Print out each record below, unaltered and complete, without its images.
+++ Material provided
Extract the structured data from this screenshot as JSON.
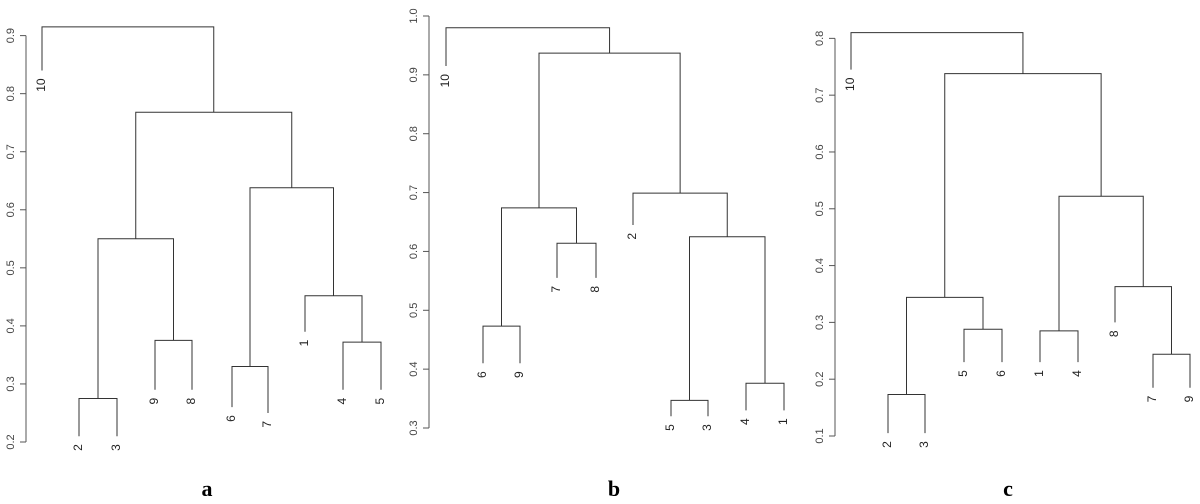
{
  "chart_data": [
    {
      "type": "dendrogram",
      "panel_label": "a",
      "ylim": [
        0.2,
        0.92
      ],
      "y_ticks": [
        0.2,
        0.3,
        0.4,
        0.5,
        0.6,
        0.7,
        0.8,
        0.9
      ],
      "leaf_order": [
        "2",
        "3",
        "9",
        "8",
        "6",
        "7",
        "1",
        "4",
        "5",
        "10"
      ],
      "leaf_bottoms": {
        "10": 0.84,
        "2": 0.21,
        "3": 0.21,
        "9": 0.29,
        "8": 0.29,
        "6": 0.26,
        "7": 0.25,
        "1": 0.39,
        "4": 0.29,
        "5": 0.29
      },
      "merges": [
        {
          "left": "2",
          "right": "3",
          "height": 0.275
        },
        {
          "left": "9",
          "right": "8",
          "height": 0.375
        },
        {
          "left": "6",
          "right": "7",
          "height": 0.33
        },
        {
          "left": "4",
          "right": "5",
          "height": 0.372
        },
        {
          "left": "1",
          "right": "4+5",
          "height": 0.452
        },
        {
          "left": "6+7",
          "right": "1+4+5",
          "height": 0.638
        },
        {
          "left": "2+3",
          "right": "9+8",
          "height": 0.55
        },
        {
          "left": "2+3+9+8",
          "right": "6+7+1+4+5",
          "height": 0.768
        },
        {
          "left": "10",
          "right": "rest",
          "height": 0.915
        }
      ]
    },
    {
      "type": "dendrogram",
      "panel_label": "b",
      "ylim": [
        0.3,
        1.0
      ],
      "y_ticks": [
        0.3,
        0.4,
        0.5,
        0.6,
        0.7,
        0.8,
        0.9,
        1.0
      ],
      "leaf_order": [
        "10",
        "6",
        "9",
        "7",
        "8",
        "2",
        "5",
        "3",
        "4",
        "1"
      ],
      "leaf_bottoms": {
        "10": 0.915,
        "6": 0.41,
        "9": 0.41,
        "7": 0.555,
        "8": 0.555,
        "2": 0.645,
        "5": 0.32,
        "3": 0.32,
        "4": 0.33,
        "1": 0.33
      },
      "merges": [
        {
          "left": "6",
          "right": "9",
          "height": 0.473
        },
        {
          "left": "7",
          "right": "8",
          "height": 0.614
        },
        {
          "left": "6+9",
          "right": "7+8",
          "height": 0.674
        },
        {
          "left": "5",
          "right": "3",
          "height": 0.347
        },
        {
          "left": "4",
          "right": "1",
          "height": 0.376
        },
        {
          "left": "5+3",
          "right": "4+1",
          "height": 0.625
        },
        {
          "left": "2",
          "right": "5+3+4+1",
          "height": 0.699
        },
        {
          "left": "6+9+7+8",
          "right": "2+5+3+4+1",
          "height": 0.937
        },
        {
          "left": "10",
          "right": "rest",
          "height": 0.98
        }
      ]
    },
    {
      "type": "dendrogram",
      "panel_label": "c",
      "ylim": [
        0.1,
        0.82
      ],
      "y_ticks": [
        0.1,
        0.2,
        0.3,
        0.4,
        0.5,
        0.6,
        0.7,
        0.8
      ],
      "leaf_order": [
        "10",
        "2",
        "3",
        "5",
        "6",
        "1",
        "4",
        "8",
        "7",
        "9"
      ],
      "leaf_bottoms": {
        "10": 0.745,
        "2": 0.105,
        "3": 0.105,
        "5": 0.23,
        "6": 0.23,
        "1": 0.23,
        "4": 0.23,
        "8": 0.3,
        "7": 0.185,
        "9": 0.185
      },
      "merges": [
        {
          "left": "2",
          "right": "3",
          "height": 0.173
        },
        {
          "left": "5",
          "right": "6",
          "height": 0.288
        },
        {
          "left": "2+3",
          "right": "5+6",
          "height": 0.344
        },
        {
          "left": "1",
          "right": "4",
          "height": 0.285
        },
        {
          "left": "7",
          "right": "9",
          "height": 0.244
        },
        {
          "left": "8",
          "right": "7+9",
          "height": 0.363
        },
        {
          "left": "1+4",
          "right": "8+7+9",
          "height": 0.522
        },
        {
          "left": "2+3+5+6",
          "right": "1+4+8+7+9",
          "height": 0.738
        },
        {
          "left": "10",
          "right": "rest",
          "height": 0.81
        }
      ]
    }
  ]
}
++++++
◆ Result for this task ◆
Extract the structured data from this screenshot as JSON.
{
  "chart_data": [
    {
      "type": "dendrogram",
      "panel_label": "a",
      "ylim": [
        0.2,
        0.92
      ],
      "y_ticks": [
        0.2,
        0.3,
        0.4,
        0.5,
        0.6,
        0.7,
        0.8,
        0.9
      ],
      "leaf_order": [
        "2",
        "3",
        "9",
        "8",
        "6",
        "7",
        "1",
        "4",
        "5",
        "10"
      ],
      "leaf_bottoms": {
        "10": 0.84,
        "2": 0.21,
        "3": 0.21,
        "9": 0.29,
        "8": 0.29,
        "6": 0.26,
        "7": 0.25,
        "1": 0.39,
        "4": 0.29,
        "5": 0.29
      },
      "merges": [
        {
          "left": "2",
          "right": "3",
          "height": 0.275
        },
        {
          "left": "9",
          "right": "8",
          "height": 0.375
        },
        {
          "left": "6",
          "right": "7",
          "height": 0.33
        },
        {
          "left": "4",
          "right": "5",
          "height": 0.372
        },
        {
          "left": "1",
          "right": "4+5",
          "height": 0.452
        },
        {
          "left": "6+7",
          "right": "1+4+5",
          "height": 0.638
        },
        {
          "left": "2+3",
          "right": "9+8",
          "height": 0.55
        },
        {
          "left": "2+3+9+8",
          "right": "6+7+1+4+5",
          "height": 0.768
        },
        {
          "left": "10",
          "right": "rest",
          "height": 0.915
        }
      ]
    },
    {
      "type": "dendrogram",
      "panel_label": "b",
      "ylim": [
        0.3,
        1.0
      ],
      "y_ticks": [
        0.3,
        0.4,
        0.5,
        0.6,
        0.7,
        0.8,
        0.9,
        1.0
      ],
      "leaf_order": [
        "10",
        "6",
        "9",
        "7",
        "8",
        "2",
        "5",
        "3",
        "4",
        "1"
      ],
      "leaf_bottoms": {
        "10": 0.915,
        "6": 0.41,
        "9": 0.41,
        "7": 0.555,
        "8": 0.555,
        "2": 0.645,
        "5": 0.32,
        "3": 0.32,
        "4": 0.33,
        "1": 0.33
      },
      "merges": [
        {
          "left": "6",
          "right": "9",
          "height": 0.473
        },
        {
          "left": "7",
          "right": "8",
          "height": 0.614
        },
        {
          "left": "6+9",
          "right": "7+8",
          "height": 0.674
        },
        {
          "left": "5",
          "right": "3",
          "height": 0.347
        },
        {
          "left": "4",
          "right": "1",
          "height": 0.376
        },
        {
          "left": "5+3",
          "right": "4+1",
          "height": 0.625
        },
        {
          "left": "2",
          "right": "5+3+4+1",
          "height": 0.699
        },
        {
          "left": "6+9+7+8",
          "right": "2+5+3+4+1",
          "height": 0.937
        },
        {
          "left": "10",
          "right": "rest",
          "height": 0.98
        }
      ]
    },
    {
      "type": "dendrogram",
      "panel_label": "c",
      "ylim": [
        0.1,
        0.82
      ],
      "y_ticks": [
        0.1,
        0.2,
        0.3,
        0.4,
        0.5,
        0.6,
        0.7,
        0.8
      ],
      "leaf_order": [
        "10",
        "2",
        "3",
        "5",
        "6",
        "1",
        "4",
        "8",
        "7",
        "9"
      ],
      "leaf_bottoms": {
        "10": 0.745,
        "2": 0.105,
        "3": 0.105,
        "5": 0.23,
        "6": 0.23,
        "1": 0.23,
        "4": 0.23,
        "8": 0.3,
        "7": 0.185,
        "9": 0.185
      },
      "merges": [
        {
          "left": "2",
          "right": "3",
          "height": 0.173
        },
        {
          "left": "5",
          "right": "6",
          "height": 0.288
        },
        {
          "left": "2+3",
          "right": "5+6",
          "height": 0.344
        },
        {
          "left": "1",
          "right": "4",
          "height": 0.285
        },
        {
          "left": "7",
          "right": "9",
          "height": 0.244
        },
        {
          "left": "8",
          "right": "7+9",
          "height": 0.363
        },
        {
          "left": "1+4",
          "right": "8+7+9",
          "height": 0.522
        },
        {
          "left": "2+3+5+6",
          "right": "1+4+8+7+9",
          "height": 0.738
        },
        {
          "left": "10",
          "right": "rest",
          "height": 0.81
        }
      ]
    }
  ]
}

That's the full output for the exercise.